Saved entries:
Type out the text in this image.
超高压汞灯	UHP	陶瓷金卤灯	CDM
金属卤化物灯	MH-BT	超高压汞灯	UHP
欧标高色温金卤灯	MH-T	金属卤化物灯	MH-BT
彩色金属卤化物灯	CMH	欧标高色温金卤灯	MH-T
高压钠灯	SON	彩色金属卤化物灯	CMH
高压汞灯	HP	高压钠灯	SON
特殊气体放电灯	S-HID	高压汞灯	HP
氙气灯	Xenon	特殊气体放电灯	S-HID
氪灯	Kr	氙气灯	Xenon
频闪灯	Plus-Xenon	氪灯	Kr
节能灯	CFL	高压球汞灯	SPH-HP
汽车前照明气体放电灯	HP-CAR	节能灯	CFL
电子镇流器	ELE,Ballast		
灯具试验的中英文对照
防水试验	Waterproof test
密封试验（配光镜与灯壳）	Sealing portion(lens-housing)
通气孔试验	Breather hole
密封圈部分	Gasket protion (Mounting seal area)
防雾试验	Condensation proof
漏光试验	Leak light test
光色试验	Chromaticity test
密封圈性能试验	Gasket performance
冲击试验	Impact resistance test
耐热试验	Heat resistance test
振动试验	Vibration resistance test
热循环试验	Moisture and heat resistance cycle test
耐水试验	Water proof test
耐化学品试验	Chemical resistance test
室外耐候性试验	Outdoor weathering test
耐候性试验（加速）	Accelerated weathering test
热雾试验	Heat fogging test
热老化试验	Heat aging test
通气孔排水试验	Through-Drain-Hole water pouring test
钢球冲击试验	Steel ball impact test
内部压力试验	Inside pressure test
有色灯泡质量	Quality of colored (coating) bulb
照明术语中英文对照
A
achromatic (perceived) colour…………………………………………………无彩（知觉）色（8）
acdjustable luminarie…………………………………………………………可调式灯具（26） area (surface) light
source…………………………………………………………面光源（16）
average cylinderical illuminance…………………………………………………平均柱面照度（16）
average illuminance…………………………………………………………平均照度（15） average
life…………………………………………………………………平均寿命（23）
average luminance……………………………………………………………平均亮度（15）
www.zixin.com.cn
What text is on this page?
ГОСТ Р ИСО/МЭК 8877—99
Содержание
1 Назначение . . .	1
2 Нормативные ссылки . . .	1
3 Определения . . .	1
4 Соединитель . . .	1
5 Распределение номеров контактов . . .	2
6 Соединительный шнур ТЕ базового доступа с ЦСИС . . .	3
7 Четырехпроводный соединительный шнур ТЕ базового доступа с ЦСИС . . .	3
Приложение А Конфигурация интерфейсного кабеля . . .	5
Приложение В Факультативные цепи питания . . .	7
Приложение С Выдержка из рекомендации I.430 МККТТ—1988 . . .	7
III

> **Task brief**
Copy out each line of the data containing the string "Приложение".

> **Written answer**
Приложение А Конфигурация интерфейсного кабеля . . .	5
Приложение В Факультативные цепи питания . . .	7
Приложение С Выдержка из рекомендации I.430 МККТТ—1988 . . .	7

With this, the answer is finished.